■ **Written problem**
Type out the material below exactly.

-- BEGIN Extracted data --

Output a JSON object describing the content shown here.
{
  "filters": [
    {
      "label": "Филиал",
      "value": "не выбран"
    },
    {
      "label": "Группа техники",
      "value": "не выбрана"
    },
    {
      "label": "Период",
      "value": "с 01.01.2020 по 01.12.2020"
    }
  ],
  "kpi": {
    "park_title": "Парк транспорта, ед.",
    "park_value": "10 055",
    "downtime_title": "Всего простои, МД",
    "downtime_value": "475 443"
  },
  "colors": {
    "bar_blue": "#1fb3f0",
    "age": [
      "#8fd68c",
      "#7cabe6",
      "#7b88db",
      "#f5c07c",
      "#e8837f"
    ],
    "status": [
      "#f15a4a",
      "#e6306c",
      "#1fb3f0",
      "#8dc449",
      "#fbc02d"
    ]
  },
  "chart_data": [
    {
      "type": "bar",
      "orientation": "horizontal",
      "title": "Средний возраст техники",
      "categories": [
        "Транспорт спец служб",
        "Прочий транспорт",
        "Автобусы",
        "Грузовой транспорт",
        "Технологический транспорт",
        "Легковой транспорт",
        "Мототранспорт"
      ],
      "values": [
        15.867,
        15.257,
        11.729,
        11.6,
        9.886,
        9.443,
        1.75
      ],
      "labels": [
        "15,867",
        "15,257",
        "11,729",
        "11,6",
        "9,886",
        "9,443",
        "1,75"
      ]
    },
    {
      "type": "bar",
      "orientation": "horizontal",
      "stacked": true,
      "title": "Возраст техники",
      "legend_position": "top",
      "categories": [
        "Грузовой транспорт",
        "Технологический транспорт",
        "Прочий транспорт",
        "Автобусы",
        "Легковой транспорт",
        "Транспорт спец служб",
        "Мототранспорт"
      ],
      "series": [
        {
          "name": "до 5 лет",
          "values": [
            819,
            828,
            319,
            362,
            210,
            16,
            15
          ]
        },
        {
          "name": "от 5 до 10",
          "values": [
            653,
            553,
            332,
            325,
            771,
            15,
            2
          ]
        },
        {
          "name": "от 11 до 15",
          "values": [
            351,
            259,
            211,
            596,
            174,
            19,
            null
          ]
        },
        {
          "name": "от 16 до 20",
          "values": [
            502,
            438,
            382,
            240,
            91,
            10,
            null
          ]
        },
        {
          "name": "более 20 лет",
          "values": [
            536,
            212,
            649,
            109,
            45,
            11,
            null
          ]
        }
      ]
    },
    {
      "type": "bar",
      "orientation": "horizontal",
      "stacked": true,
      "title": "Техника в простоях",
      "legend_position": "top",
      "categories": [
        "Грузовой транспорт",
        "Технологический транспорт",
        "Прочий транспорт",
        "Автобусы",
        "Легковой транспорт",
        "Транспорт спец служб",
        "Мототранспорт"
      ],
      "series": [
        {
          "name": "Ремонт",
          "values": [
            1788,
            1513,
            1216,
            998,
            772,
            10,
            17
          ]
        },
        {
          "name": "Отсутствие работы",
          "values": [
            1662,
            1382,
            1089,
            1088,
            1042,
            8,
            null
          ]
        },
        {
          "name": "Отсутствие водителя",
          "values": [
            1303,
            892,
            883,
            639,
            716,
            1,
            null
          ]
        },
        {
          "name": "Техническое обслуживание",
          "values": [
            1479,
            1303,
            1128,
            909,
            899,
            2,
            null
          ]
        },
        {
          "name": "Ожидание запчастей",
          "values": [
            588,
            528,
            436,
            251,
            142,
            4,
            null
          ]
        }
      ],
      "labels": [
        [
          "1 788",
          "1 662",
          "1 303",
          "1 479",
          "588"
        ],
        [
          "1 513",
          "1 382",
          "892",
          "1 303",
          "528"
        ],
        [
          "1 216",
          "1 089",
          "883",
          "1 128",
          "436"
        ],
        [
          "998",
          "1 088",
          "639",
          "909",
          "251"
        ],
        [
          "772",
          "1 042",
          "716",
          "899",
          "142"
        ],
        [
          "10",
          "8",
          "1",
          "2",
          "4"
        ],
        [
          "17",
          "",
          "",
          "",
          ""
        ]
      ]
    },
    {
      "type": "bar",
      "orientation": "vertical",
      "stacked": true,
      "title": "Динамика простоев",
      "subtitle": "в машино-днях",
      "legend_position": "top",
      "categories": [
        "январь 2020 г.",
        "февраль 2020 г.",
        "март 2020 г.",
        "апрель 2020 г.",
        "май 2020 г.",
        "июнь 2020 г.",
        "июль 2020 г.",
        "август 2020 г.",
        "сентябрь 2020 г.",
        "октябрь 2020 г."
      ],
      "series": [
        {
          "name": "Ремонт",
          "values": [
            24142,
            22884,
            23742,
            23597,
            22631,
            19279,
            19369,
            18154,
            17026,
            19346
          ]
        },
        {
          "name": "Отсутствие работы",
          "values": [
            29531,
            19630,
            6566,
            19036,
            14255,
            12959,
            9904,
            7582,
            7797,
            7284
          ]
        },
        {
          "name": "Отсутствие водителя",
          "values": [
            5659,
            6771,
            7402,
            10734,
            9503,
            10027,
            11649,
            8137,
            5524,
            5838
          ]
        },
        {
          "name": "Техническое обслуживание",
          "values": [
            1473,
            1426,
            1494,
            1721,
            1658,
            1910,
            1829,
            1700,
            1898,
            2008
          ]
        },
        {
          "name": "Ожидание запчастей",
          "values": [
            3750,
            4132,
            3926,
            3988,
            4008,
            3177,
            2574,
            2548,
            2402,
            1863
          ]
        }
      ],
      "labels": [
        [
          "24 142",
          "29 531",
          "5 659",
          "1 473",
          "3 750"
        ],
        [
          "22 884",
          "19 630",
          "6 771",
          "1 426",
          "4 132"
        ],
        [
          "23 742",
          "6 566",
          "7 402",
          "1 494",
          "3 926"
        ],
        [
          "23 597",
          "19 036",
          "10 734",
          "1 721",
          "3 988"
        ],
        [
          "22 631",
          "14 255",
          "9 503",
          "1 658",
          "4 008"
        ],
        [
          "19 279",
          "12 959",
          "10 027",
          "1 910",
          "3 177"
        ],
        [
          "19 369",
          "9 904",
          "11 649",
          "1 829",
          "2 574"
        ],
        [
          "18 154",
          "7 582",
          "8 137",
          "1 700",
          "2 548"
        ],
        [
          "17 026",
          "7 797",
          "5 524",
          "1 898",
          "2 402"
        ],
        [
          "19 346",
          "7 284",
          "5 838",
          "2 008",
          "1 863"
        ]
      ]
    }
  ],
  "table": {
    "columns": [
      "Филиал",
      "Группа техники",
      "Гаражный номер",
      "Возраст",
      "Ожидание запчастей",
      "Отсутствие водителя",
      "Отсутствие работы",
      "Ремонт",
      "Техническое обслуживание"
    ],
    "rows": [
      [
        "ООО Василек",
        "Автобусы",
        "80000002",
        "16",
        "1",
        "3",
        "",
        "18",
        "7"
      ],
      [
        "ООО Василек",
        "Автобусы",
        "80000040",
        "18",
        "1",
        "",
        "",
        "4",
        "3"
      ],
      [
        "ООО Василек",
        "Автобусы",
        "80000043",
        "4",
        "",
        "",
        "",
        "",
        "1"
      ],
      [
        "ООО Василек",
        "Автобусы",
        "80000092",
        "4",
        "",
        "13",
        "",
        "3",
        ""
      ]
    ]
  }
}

-- END Extracted data --

■ **Expected answer**
Output a JSON object describing the content shown here.
{
  "filters": [
    {
      "label": "Филиал",
      "value": "не выбран"
    },
    {
      "label": "Группа техники",
      "value": "не выбрана"
    },
    {
      "label": "Период",
      "value": "с 01.01.2020 по 01.12.2020"
    }
  ],
  "kpi": {
    "park_title": "Парк транспорта, ед.",
    "park_value": "10 055",
    "downtime_title": "Всего простои, МД",
    "downtime_value": "475 443"
  },
  "colors": {
    "bar_blue": "#1fb3f0",
    "age": [
      "#8fd68c",
      "#7cabe6",
      "#7b88db",
      "#f5c07c",
      "#e8837f"
    ],
    "status": [
      "#f15a4a",
      "#e6306c",
      "#1fb3f0",
      "#8dc449",
      "#fbc02d"
    ]
  },
  "chart_data": [
    {
      "type": "bar",
      "orientation": "horizontal",
      "title": "Средний возраст техники",
      "categories": [
        "Транспорт спец служб",
        "Прочий транспорт",
        "Автобусы",
        "Грузовой транспорт",
        "Технологический транспорт",
        "Легковой транспорт",
        "Мототранспорт"
      ],
      "values": [
        15.867,
        15.257,
        11.729,
        11.6,
        9.886,
        9.443,
        1.75
      ],
      "labels": [
        "15,867",
        "15,257",
        "11,729",
        "11,6",
        "9,886",
        "9,443",
        "1,75"
      ]
    },
    {
      "type": "bar",
      "orientation": "horizontal",
      "stacked": true,
      "title": "Возраст техники",
      "legend_position": "top",
      "categories": [
        "Грузовой транспорт",
        "Технологический транспорт",
        "Прочий транспорт",
        "Автобусы",
        "Легковой транспорт",
        "Транспорт спец служб",
        "Мототранспорт"
      ],
      "series": [
        {
          "name": "до 5 лет",
          "values": [
            819,
            828,
            319,
            362,
            210,
            16,
            15
          ]
        },
        {
          "name": "от 5 до 10",
          "values": [
            653,
            553,
            332,
            325,
            771,
            15,
            2
          ]
        },
        {
          "name": "от 11 до 15",
          "values": [
            351,
            259,
            211,
            596,
            174,
            19,
            null
          ]
        },
        {
          "name": "от 16 до 20",
          "values": [
            502,
            438,
            382,
            240,
            91,
            10,
            null
          ]
        },
        {
          "name": "более 20 лет",
          "values": [
            536,
            212,
            649,
            109,
            45,
            11,
            null
          ]
        }
      ]
    },
    {
      "type": "bar",
      "orientation": "horizontal",
      "stacked": true,
      "title": "Техника в простоях",
      "legend_position": "top",
      "categories": [
        "Грузовой транспорт",
        "Технологический транспорт",
        "Прочий транспорт",
        "Автобусы",
        "Легковой транспорт",
        "Транспорт спец служб",
        "Мототранспорт"
      ],
      "series": [
        {
          "name": "Ремонт",
          "values": [
            1788,
            1513,
            1216,
            998,
            772,
            10,
            17
          ]
        },
        {
          "name": "Отсутствие работы",
          "values": [
            1662,
            1382,
            1089,
            1088,
            1042,
            8,
            null
          ]
        },
        {
          "name": "Отсутствие водителя",
          "values": [
            1303,
            892,
            883,
            639,
            716,
            1,
            null
          ]
        },
        {
          "name": "Техническое обслуживание",
          "values": [
            1479,
            1303,
            1128,
            909,
            899,
            2,
            null
          ]
        },
        {
          "name": "Ожидание запчастей",
          "values": [
            588,
            528,
            436,
            251,
            142,
            4,
            null
          ]
        }
      ],
      "labels": [
        [
          "1 788",
          "1 662",
          "1 303",
          "1 479",
          "588"
        ],
        [
          "1 513",
          "1 382",
          "892",
          "1 303",
          "528"
        ],
        [
          "1 216",
          "1 089",
          "883",
          "1 128",
          "436"
        ],
        [
          "998",
          "1 088",
          "639",
          "909",
          "251"
        ],
        [
          "772",
          "1 042",
          "716",
          "899",
          "142"
        ],
        [
          "10",
          "8",
          "1",
          "2",
          "4"
        ],
        [
          "17",
          "",
          "",
          "",
          ""
        ]
      ]
    },
    {
      "type": "bar",
      "orientation": "vertical",
      "stacked": true,
      "title": "Динамика простоев",
      "subtitle": "в машино-днях",
      "legend_position": "top",
      "categories": [
        "январь 2020 г.",
        "февраль 2020 г.",
        "март 2020 г.",
        "апрель 2020 г.",
        "май 2020 г.",
        "июнь 2020 г.",
        "июль 2020 г.",
        "август 2020 г.",
        "сентябрь 2020 г.",
        "октябрь 2020 г."
      ],
      "series": [
        {
          "name": "Ремонт",
          "values": [
            24142,
            22884,
            23742,
            23597,
            22631,
            19279,
            19369,
            18154,
            17026,
            19346
          ]
        },
        {
          "name": "Отсутствие работы",
          "values": [
            29531,
            19630,
            6566,
            19036,
            14255,
            12959,
            9904,
            7582,
            7797,
            7284
          ]
        },
        {
          "name": "Отсутствие водителя",
          "values": [
            5659,
            6771,
            7402,
            10734,
            9503,
            10027,
            11649,
            8137,
            5524,
            5838
          ]
        },
        {
          "name": "Техническое обслуживание",
          "values": [
            1473,
            1426,
            1494,
            1721,
            1658,
            1910,
            1829,
            1700,
            1898,
            2008
          ]
        },
        {
          "name": "Ожидание запчастей",
          "values": [
            3750,
            4132,
            3926,
            3988,
            4008,
            3177,
            2574,
            2548,
            2402,
            1863
          ]
        }
      ],
      "labels": [
        [
          "24 142",
          "29 531",
          "5 659",
          "1 473",
          "3 750"
        ],
        [
          "22 884",
          "19 630",
          "6 771",
          "1 426",
          "4 132"
        ],
        [
          "23 742",
          "6 566",
          "7 402",
          "1 494",
          "3 926"
        ],
        [
          "23 597",
          "19 036",
          "10 734",
          "1 721",
          "3 988"
        ],
        [
          "22 631",
          "14 255",
          "9 503",
          "1 658",
          "4 008"
        ],
        [
          "19 279",
          "12 959",
          "10 027",
          "1 910",
          "3 177"
        ],
        [
          "19 369",
          "9 904",
          "11 649",
          "1 829",
          "2 574"
        ],
        [
          "18 154",
          "7 582",
          "8 137",
          "1 700",
          "2 548"
        ],
        [
          "17 026",
          "7 797",
          "5 524",
          "1 898",
          "2 402"
        ],
        [
          "19 346",
          "7 284",
          "5 838",
          "2 008",
          "1 863"
        ]
      ]
    }
  ],
  "table": {
    "columns": [
      "Филиал",
      "Группа техники",
      "Гаражный номер",
      "Возраст",
      "Ожидание запчастей",
      "Отсутствие водителя",
      "Отсутствие работы",
      "Ремонт",
      "Техническое обслуживание"
    ],
    "rows": [
      [
        "ООО Василек",
        "Автобусы",
        "80000002",
        "16",
        "1",
        "3",
        "",
        "18",
        "7"
      ],
      [
        "ООО Василек",
        "Автобусы",
        "80000040",
        "18",
        "1",
        "",
        "",
        "4",
        "3"
      ],
      [
        "ООО Василек",
        "Автобусы",
        "80000043",
        "4",
        "",
        "",
        "",
        "",
        "1"
      ],
      [
        "ООО Василек",
        "Автобусы",
        "80000092",
        "4",
        "",
        "13",
        "",
        "3",
        ""
      ]
    ]
  }
}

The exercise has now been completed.